[TEXT PASSAGE — start]

For example, we bring in national speakers for residency program trainings that individual hospitals might not be able to get themselves. In this age of technology, we can do phenomenal things — in spring 2020 during the COVID-19 lockdown, we were able to have a full day of training by satellite by a lecturer in neurological surgery from the University of Milan.

We use a mix of our own trainers and those from other major universities like Harvard and Yale, the American Medical Association, and the ACGME. We have name recognition with those institutions for our outreach in those programs now. A few years ago, ACGME recognized our SCS as one of their training hubs for competency-based education.

In the 26 years that I’ve been part of the SCS, we’ve grown from 900 residents to over 2,000 today.

Q6. Any last thoughts?

A6. (Rohrer) I have loved working with so many great people in the SCS. I was in the right place at the right time and surrounded by the right people. It’s the right time for the next leader to come in to build a stronger consortium. I’m so excited Dr. Obando is taking on the role. She brings a lot of leadership experience in medical education. I’m looking forward to seeing her expand the SCS.


Q7. What drew you to the SCS?

A7. (Obando) I collaborated with the SCS often when I served as the director of medical education with the MSU College of Human Medicine, or CHPatricia-obando.jpgM, for 11 years. It felt like coming home when I came back to MSU. I left CHM to become the designated institutional officer (DIO) and director of medical education (DME) at Ascension (formerly St. John Providence) and then Garden City Hospital. I wanted to see the other side of medical education inside hospitals and get a different perspective about residents and their struggles. Now I have a different view of what the SCS can help with so I can come back and say, “You have great professional development and programs but you’re not meeting these needs. Here’s how to tweak the programs” — that’s the insight I’m bringing.

Q8. Tell us more about your vision for the SCS.

A8. (Obando) I’m taking my time to assess things as they are. I want to take a look at what other programs are out there, determine which courses are in high demand, understand how we are or aren’t meeting the needs of our members, and whether we need to change or create new programs and services.

A big priority for me is strengthening our research component. We have to comply with many requirements around scholarly activity for both faculty and residents under single accreditation. We need to provide support, resources and lectures to help them get there. It’s going to be a change of culture for osteopathic physicians who were accredited under the AOA.

[TEXT PASSAGE — finish]
[RECORD SET — start]

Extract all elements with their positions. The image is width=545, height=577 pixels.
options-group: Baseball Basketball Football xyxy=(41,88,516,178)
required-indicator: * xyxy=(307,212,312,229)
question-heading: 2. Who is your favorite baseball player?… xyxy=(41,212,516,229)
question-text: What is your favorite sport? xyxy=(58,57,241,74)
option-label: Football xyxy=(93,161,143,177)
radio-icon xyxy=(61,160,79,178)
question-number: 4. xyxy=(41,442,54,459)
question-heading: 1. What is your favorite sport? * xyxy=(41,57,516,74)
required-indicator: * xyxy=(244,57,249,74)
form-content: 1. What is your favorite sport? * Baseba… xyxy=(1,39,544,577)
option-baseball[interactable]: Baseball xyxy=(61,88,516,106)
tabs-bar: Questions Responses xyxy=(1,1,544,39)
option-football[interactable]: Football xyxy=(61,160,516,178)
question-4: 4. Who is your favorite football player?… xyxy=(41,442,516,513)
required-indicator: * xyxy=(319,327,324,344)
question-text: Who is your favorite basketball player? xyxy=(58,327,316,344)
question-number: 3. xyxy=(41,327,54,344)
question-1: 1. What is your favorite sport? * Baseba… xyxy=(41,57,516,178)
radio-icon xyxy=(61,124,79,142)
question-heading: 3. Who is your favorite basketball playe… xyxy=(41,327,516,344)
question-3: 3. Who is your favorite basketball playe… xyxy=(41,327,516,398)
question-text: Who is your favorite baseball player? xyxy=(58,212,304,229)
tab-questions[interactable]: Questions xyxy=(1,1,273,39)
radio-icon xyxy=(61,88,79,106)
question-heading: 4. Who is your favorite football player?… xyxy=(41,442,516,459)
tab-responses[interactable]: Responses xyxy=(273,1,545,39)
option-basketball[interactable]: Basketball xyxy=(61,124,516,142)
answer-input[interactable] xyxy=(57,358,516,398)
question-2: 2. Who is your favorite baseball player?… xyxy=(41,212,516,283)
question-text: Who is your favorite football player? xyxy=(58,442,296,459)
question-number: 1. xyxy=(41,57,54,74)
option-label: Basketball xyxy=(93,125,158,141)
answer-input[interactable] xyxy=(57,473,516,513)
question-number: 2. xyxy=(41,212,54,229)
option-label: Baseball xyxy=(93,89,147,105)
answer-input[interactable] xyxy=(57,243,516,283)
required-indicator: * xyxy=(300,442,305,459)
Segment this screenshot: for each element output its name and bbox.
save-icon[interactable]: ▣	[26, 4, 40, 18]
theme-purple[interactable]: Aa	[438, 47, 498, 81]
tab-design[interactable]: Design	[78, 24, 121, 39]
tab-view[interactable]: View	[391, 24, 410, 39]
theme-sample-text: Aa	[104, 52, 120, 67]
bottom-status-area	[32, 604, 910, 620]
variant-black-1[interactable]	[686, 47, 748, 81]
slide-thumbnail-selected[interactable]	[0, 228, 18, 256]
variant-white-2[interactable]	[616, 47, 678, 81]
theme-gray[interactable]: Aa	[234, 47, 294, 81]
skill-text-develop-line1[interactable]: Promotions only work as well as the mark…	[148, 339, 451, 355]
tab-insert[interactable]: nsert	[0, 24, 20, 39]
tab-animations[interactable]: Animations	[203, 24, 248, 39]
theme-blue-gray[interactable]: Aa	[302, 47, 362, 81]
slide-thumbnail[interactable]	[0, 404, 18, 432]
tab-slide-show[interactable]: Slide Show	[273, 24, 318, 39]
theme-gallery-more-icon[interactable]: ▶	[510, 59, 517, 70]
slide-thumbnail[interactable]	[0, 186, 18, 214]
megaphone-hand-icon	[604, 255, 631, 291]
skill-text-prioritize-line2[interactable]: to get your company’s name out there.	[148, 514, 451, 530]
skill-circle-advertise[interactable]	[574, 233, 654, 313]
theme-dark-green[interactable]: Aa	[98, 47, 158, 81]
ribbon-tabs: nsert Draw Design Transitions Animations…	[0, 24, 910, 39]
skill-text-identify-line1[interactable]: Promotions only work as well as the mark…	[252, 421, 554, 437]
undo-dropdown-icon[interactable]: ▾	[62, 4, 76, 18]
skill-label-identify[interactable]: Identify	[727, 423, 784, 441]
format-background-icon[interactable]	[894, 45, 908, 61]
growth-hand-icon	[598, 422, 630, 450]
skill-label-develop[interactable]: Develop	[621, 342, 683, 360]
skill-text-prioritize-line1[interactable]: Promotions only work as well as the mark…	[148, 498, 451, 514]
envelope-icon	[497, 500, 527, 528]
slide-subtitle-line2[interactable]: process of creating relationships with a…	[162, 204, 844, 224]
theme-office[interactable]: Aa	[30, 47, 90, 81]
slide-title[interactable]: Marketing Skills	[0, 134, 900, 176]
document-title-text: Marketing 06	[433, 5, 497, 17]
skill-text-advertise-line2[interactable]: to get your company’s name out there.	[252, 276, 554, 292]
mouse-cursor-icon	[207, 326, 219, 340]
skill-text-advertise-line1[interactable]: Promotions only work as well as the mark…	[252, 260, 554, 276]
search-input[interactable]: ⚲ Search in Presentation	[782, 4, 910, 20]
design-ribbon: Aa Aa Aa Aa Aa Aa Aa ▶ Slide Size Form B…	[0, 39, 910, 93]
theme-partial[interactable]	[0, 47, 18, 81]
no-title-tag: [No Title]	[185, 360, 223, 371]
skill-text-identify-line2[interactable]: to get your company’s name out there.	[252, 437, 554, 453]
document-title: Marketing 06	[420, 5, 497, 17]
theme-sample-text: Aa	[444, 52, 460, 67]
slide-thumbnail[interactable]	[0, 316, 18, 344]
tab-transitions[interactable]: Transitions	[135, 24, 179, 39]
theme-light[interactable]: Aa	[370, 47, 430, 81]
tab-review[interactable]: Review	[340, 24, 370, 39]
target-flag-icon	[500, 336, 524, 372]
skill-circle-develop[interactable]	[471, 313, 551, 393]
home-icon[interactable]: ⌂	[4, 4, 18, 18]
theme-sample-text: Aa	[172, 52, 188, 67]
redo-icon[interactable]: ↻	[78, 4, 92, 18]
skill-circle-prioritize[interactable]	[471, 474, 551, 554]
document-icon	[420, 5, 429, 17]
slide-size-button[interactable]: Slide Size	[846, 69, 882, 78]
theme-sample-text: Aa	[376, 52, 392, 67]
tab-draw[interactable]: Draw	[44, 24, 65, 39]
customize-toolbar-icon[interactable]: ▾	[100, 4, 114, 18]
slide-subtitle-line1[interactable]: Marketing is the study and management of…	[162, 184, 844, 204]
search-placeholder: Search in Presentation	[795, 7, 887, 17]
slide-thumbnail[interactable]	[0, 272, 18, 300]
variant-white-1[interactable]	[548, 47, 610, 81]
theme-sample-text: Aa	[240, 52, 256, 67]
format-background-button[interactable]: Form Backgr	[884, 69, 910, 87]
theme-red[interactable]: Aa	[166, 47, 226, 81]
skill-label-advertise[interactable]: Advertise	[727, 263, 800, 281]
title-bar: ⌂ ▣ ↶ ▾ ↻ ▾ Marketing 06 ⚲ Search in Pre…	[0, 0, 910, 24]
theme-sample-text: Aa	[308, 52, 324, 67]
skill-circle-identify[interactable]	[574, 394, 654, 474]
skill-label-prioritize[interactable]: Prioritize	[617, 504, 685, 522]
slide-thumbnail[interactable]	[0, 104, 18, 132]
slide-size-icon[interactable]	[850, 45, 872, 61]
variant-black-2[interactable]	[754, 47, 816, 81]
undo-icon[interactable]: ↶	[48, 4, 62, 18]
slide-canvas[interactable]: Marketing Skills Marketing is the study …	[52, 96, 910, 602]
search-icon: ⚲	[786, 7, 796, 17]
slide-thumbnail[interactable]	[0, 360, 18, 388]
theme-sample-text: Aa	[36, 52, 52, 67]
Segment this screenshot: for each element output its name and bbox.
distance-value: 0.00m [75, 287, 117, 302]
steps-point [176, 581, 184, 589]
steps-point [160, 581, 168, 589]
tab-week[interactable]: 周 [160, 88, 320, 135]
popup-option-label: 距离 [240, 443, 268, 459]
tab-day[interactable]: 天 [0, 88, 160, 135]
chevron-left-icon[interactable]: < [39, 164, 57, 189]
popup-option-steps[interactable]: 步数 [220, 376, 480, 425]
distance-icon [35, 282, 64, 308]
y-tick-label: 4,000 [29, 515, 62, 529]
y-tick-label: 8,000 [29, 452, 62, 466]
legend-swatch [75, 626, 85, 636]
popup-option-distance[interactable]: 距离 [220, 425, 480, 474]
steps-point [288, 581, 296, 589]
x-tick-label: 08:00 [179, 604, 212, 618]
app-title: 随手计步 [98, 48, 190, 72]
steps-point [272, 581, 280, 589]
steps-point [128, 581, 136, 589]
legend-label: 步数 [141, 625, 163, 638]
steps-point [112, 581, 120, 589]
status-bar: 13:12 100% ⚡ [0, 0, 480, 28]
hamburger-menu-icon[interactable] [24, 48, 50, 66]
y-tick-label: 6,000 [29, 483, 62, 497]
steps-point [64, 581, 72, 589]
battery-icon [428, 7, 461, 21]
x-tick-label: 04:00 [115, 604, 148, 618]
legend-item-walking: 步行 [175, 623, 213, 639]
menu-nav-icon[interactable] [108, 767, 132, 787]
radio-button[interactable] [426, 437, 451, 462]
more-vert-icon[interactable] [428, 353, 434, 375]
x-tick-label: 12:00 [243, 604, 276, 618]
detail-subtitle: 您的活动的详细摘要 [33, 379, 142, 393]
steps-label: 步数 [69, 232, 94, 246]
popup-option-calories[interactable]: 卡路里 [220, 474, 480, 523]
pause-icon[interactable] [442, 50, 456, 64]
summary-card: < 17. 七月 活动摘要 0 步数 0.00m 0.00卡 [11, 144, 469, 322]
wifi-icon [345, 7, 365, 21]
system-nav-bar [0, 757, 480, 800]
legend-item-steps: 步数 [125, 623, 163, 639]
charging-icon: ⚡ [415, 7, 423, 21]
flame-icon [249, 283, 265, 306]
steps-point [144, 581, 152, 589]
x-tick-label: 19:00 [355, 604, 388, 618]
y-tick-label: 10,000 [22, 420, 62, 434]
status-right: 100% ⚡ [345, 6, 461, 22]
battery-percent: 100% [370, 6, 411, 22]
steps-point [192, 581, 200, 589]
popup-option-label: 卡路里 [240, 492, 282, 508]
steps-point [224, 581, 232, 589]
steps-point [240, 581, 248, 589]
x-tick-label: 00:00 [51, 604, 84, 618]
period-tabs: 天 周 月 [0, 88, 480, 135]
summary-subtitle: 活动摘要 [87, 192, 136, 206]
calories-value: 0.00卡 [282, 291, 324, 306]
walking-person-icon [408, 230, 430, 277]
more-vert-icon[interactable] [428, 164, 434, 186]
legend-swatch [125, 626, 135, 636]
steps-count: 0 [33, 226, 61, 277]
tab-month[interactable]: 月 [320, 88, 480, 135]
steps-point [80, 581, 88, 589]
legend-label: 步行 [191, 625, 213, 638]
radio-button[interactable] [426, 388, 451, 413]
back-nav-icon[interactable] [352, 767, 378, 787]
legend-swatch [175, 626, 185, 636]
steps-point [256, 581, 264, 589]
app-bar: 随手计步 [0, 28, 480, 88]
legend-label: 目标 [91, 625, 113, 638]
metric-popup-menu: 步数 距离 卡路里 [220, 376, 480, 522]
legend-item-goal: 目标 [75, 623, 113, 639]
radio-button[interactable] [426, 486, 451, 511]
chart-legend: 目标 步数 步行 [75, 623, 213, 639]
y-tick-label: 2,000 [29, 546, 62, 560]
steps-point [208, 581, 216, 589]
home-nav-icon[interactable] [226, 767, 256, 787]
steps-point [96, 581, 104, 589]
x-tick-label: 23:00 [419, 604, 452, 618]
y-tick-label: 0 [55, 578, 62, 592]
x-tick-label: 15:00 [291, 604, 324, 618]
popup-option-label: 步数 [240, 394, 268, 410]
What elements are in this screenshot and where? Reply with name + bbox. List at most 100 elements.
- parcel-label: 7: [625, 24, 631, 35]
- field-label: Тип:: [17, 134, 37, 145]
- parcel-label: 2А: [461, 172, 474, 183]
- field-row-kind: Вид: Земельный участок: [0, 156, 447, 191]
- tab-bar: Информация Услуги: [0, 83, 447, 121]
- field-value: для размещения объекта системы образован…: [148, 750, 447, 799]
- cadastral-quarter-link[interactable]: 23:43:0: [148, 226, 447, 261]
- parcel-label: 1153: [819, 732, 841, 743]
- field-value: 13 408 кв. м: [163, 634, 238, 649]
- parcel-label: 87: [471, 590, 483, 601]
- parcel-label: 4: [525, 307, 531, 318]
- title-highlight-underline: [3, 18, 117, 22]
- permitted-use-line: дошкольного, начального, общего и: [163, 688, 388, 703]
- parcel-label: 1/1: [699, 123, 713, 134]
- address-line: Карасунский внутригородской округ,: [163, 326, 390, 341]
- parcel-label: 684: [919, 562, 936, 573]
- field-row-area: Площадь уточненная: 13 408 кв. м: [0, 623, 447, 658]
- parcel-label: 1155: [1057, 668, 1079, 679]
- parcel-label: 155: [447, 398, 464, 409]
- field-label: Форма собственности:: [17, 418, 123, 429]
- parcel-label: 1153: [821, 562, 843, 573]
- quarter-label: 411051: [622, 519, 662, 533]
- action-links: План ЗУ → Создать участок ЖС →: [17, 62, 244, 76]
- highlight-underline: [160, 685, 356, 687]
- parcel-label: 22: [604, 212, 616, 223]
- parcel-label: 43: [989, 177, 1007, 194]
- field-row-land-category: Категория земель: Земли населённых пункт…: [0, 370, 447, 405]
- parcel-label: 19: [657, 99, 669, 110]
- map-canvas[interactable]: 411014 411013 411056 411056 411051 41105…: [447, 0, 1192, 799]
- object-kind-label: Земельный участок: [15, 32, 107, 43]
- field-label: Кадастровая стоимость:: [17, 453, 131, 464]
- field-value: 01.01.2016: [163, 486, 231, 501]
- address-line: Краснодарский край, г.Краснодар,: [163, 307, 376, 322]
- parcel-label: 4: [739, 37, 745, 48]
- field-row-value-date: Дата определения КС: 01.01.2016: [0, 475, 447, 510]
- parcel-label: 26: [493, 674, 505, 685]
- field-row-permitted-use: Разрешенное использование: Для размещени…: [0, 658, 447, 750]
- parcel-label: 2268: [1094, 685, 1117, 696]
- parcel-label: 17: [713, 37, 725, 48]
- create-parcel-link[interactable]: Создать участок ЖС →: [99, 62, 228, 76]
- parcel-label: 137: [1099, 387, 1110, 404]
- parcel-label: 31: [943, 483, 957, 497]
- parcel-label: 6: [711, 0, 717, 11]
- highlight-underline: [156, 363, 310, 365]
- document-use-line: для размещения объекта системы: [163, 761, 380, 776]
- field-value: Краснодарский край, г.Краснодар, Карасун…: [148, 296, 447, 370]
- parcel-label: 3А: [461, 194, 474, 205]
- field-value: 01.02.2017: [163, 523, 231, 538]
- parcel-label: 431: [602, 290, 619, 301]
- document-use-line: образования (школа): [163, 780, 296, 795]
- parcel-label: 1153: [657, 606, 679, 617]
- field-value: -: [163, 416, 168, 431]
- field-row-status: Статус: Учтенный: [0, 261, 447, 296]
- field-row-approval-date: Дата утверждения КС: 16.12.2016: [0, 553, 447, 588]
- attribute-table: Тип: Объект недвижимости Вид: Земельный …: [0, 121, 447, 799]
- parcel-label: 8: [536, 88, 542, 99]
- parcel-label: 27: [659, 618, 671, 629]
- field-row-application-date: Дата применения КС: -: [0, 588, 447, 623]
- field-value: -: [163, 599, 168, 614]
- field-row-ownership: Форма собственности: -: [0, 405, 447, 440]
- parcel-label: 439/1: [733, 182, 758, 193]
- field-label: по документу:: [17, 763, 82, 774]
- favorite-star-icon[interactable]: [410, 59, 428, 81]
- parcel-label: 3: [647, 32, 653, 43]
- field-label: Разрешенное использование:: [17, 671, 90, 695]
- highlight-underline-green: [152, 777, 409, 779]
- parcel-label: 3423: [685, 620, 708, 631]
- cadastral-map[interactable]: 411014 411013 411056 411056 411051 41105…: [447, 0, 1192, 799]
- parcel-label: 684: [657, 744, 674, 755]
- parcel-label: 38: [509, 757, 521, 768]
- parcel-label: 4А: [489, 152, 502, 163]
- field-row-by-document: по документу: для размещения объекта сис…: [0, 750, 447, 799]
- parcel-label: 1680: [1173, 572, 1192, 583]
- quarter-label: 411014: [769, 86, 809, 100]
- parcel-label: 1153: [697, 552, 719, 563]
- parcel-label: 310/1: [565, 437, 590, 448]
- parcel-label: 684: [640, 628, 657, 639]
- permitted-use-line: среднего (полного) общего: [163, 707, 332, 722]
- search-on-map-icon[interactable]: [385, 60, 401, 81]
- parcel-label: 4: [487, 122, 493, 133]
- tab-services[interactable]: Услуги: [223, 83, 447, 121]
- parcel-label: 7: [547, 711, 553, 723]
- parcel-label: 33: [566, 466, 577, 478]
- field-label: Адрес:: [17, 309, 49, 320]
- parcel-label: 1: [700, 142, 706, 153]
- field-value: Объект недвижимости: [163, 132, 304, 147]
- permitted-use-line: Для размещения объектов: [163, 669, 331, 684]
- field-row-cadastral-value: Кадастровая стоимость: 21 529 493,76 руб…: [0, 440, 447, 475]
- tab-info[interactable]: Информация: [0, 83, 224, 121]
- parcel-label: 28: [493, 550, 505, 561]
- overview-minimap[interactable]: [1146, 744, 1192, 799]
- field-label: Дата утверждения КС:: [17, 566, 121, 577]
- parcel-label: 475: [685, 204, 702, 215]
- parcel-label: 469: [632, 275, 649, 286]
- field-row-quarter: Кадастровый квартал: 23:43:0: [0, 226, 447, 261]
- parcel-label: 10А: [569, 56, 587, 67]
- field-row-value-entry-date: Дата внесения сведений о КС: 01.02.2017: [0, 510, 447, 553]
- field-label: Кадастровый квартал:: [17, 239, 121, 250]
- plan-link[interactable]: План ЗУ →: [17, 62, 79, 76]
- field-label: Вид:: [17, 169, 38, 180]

[RECORD SET — finish]

# EXERCISE 1:
Transcribe the SCS interview from "In the 26 years" to "expand the SCS.".
# EXERCISE 2:
List the outside sources of trainers that the SCS interview names.
# EXERCISE 3:
Answer these questions using the SCS interview:
(a) How many residents does the SCS have today?
(b) For how many years did Obando serve as director of medical education with the MSU College of Human Medicine?
(c) What institution was the lecturer in neurological surgery from who gave a full day of training by satellite in spring 2020?

# ANSWER SECTION 1:
In the 26 years that I’ve been part of the SCS, we’ve grown from 900 residents to over 2,000 today.

Q6. Any last thoughts?

A6. (Rohrer) I have loved working with so many great people in the SCS. I was in the right place at the right time and surrounded by the right people. It’s the right time for the next leader to come in to build a stronger consortium. I’m so excited Dr. Obando is taking on the role. She brings a lot of leadership experience in medical education. I’m looking forward to seeing her expand the SCS.

# ANSWER SECTION 2:
Harvard
Yale
the American Medical Association
the ACGME

# ANSWER SECTION 3:
(a) Over 2,000
(b) 11 years
(c) The University of Milan